Extracted data entries:
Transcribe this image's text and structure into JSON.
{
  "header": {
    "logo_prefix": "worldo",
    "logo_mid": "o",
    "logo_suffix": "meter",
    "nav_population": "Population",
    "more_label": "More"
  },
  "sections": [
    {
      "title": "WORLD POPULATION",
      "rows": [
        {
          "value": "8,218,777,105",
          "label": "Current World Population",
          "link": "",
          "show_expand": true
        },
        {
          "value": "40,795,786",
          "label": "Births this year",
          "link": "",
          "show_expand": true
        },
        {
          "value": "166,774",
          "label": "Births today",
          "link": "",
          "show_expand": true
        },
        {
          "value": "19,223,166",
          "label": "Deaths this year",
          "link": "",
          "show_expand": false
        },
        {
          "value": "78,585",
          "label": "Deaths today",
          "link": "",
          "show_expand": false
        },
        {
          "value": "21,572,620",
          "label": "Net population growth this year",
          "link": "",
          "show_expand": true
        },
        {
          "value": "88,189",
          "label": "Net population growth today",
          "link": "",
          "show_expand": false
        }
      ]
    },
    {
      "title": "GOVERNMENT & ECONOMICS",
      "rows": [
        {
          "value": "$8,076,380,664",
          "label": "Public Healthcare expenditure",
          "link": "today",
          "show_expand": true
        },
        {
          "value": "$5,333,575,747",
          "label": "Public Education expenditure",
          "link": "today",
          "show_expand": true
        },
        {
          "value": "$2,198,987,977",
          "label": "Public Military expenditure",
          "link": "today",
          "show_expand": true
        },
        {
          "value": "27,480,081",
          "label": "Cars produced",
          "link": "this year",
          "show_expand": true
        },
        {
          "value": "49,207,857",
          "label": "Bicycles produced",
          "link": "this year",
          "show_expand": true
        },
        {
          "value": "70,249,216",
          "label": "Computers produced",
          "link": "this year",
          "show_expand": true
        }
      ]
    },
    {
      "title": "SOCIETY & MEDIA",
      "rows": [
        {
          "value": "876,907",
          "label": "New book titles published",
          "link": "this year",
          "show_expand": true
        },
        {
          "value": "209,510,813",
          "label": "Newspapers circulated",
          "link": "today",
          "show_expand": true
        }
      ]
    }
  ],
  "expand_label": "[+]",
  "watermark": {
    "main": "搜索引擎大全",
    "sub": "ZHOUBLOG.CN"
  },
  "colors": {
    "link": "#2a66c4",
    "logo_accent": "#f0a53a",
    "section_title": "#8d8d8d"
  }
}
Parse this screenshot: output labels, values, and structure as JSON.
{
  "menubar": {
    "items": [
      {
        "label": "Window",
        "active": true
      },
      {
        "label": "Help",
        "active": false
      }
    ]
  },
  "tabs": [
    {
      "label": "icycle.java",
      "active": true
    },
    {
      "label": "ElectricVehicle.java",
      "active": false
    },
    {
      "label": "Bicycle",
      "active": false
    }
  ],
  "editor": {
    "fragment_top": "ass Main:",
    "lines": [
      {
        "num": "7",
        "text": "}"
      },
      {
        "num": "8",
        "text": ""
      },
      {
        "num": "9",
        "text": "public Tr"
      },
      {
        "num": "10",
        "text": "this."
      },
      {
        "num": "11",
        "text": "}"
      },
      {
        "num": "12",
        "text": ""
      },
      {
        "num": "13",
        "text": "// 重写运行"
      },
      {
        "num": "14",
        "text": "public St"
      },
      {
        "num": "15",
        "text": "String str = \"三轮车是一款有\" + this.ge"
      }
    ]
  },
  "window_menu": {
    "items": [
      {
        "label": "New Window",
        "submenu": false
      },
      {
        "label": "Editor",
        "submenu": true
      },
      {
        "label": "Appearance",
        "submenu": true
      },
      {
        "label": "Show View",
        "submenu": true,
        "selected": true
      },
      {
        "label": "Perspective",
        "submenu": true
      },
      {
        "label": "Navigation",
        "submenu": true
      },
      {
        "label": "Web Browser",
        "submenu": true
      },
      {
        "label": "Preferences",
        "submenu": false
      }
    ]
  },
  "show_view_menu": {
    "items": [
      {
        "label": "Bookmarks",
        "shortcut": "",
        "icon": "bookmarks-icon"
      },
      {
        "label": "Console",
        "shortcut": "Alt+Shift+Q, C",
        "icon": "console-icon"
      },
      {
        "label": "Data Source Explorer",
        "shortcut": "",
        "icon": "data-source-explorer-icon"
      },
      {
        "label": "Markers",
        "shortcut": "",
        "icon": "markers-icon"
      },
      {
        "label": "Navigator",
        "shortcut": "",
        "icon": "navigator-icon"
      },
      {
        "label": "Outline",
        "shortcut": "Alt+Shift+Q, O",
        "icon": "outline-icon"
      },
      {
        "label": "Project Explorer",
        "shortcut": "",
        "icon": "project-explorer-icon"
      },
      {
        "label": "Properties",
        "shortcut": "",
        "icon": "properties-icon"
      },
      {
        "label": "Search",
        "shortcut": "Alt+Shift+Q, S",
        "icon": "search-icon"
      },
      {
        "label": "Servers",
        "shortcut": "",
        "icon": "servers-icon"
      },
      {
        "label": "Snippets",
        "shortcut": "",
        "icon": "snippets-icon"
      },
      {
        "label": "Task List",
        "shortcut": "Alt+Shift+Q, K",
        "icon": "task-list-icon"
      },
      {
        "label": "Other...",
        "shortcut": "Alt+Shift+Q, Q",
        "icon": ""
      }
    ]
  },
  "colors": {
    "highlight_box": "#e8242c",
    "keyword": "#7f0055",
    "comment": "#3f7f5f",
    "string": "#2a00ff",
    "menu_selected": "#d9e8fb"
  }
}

» **Task description**
Exact output of every entry is required.

» **In response**
Transcribe this image's text and structure into JSON.
{
  "header": {
    "logo_prefix": "worldo",
    "logo_mid": "o",
    "logo_suffix": "meter",
    "nav_population": "Population",
    "more_label": "More"
  },
  "sections": [
    {
      "title": "WORLD POPULATION",
      "rows": [
        {
          "value": "8,218,777,105",
          "label": "Current World Population",
          "link": "",
          "show_expand": true
        },
        {
          "value": "40,795,786",
          "label": "Births this year",
          "link": "",
          "show_expand": true
        },
        {
          "value": "166,774",
          "label": "Births today",
          "link": "",
          "show_expand": true
        },
        {
          "value": "19,223,166",
          "label": "Deaths this year",
          "link": "",
          "show_expand": false
        },
        {
          "value": "78,585",
          "label": "Deaths today",
          "link": "",
          "show_expand": false
        },
        {
          "value": "21,572,620",
          "label": "Net population growth this year",
          "link": "",
          "show_expand": true
        },
        {
          "value": "88,189",
          "label": "Net population growth today",
          "link": "",
          "show_expand": false
        }
      ]
    },
    {
      "title": "GOVERNMENT & ECONOMICS",
      "rows": [
        {
          "value": "$8,076,380,664",
          "label": "Public Healthcare expenditure",
          "link": "today",
          "show_expand": true
        },
        {
          "value": "$5,333,575,747",
          "label": "Public Education expenditure",
          "link": "today",
          "show_expand": true
        },
        {
          "value": "$2,198,987,977",
          "label": "Public Military expenditure",
          "link": "today",
          "show_expand": true
        },
        {
          "value": "27,480,081",
          "label": "Cars produced",
          "link": "this year",
          "show_expand": true
        },
        {
          "value": "49,207,857",
          "label": "Bicycles produced",
          "link": "this year",
          "show_expand": true
        },
        {
          "value": "70,249,216",
          "label": "Computers produced",
          "link": "this year",
          "show_expand": true
        }
      ]
    },
    {
      "title": "SOCIETY & MEDIA",
      "rows": [
        {
          "value": "876,907",
          "label": "New book titles published",
          "link": "this year",
          "show_expand": true
        },
        {
          "value": "209,510,813",
          "label": "Newspapers circulated",
          "link": "today",
          "show_expand": true
        }
      ]
    }
  ],
  "expand_label": "[+]",
  "watermark": {
    "main": "搜索引擎大全",
    "sub": "ZHOUBLOG.CN"
  },
  "colors": {
    "link": "#2a66c4",
    "logo_accent": "#f0a53a",
    "section_title": "#8d8d8d"
  }
}
Parse this screenshot: output labels, values, and structure as JSON.
{
  "menubar": {
    "items": [
      {
        "label": "Window",
        "active": true
      },
      {
        "label": "Help",
        "active": false
      }
    ]
  },
  "tabs": [
    {
      "label": "icycle.java",
      "active": true
    },
    {
      "label": "ElectricVehicle.java",
      "active": false
    },
    {
      "label": "Bicycle",
      "active": false
    }
  ],
  "editor": {
    "fragment_top": "ass Main:",
    "lines": [
      {
        "num": "7",
        "text": "}"
      },
      {
        "num": "8",
        "text": ""
      },
      {
        "num": "9",
        "text": "public Tr"
      },
      {
        "num": "10",
        "text": "this."
      },
      {
        "num": "11",
        "text": "}"
      },
      {
        "num": "12",
        "text": ""
      },
      {
        "num": "13",
        "text": "// 重写运行"
      },
      {
        "num": "14",
        "text": "public St"
      },
      {
        "num": "15",
        "text": "String str = \"三轮车是一款有\" + this.ge"
      }
    ]
  },
  "window_menu": {
    "items": [
      {
        "label": "New Window",
        "submenu": false
      },
      {
        "label": "Editor",
        "submenu": true
      },
      {
        "label": "Appearance",
        "submenu": true
      },
      {
        "label": "Show View",
        "submenu": true,
        "selected": true
      },
      {
        "label": "Perspective",
        "submenu": true
      },
      {
        "label": "Navigation",
        "submenu": true
      },
      {
        "label": "Web Browser",
        "submenu": true
      },
      {
        "label": "Preferences",
        "submenu": false
      }
    ]
  },
  "show_view_menu": {
    "items": [
      {
        "label": "Bookmarks",
        "shortcut": "",
        "icon": "bookmarks-icon"
      },
      {
        "label": "Console",
        "shortcut": "Alt+Shift+Q, C",
        "icon": "console-icon"
      },
      {
        "label": "Data Source Explorer",
        "shortcut": "",
        "icon": "data-source-explorer-icon"
      },
      {
        "label": "Markers",
        "shortcut": "",
        "icon": "markers-icon"
      },
      {
        "label": "Navigator",
        "shortcut": "",
        "icon": "navigator-icon"
      },
      {
        "label": "Outline",
        "shortcut": "Alt+Shift+Q, O",
        "icon": "outline-icon"
      },
      {
        "label": "Project Explorer",
        "shortcut": "",
        "icon": "project-explorer-icon"
      },
      {
        "label": "Properties",
        "shortcut": "",
        "icon": "properties-icon"
      },
      {
        "label": "Search",
        "shortcut": "Alt+Shift+Q, S",
        "icon": "search-icon"
      },
      {
        "label": "Servers",
        "shortcut": "",
        "icon": "servers-icon"
      },
      {
        "label": "Snippets",
        "shortcut": "",
        "icon": "snippets-icon"
      },
      {
        "label": "Task List",
        "shortcut": "Alt+Shift+Q, K",
        "icon": "task-list-icon"
      },
      {
        "label": "Other...",
        "shortcut": "Alt+Shift+Q, Q",
        "icon": ""
      }
    ]
  },
  "colors": {
    "highlight_box": "#e8242c",
    "keyword": "#7f0055",
    "comment": "#3f7f5f",
    "string": "#2a00ff",
    "menu_selected": "#d9e8fb"
  }
}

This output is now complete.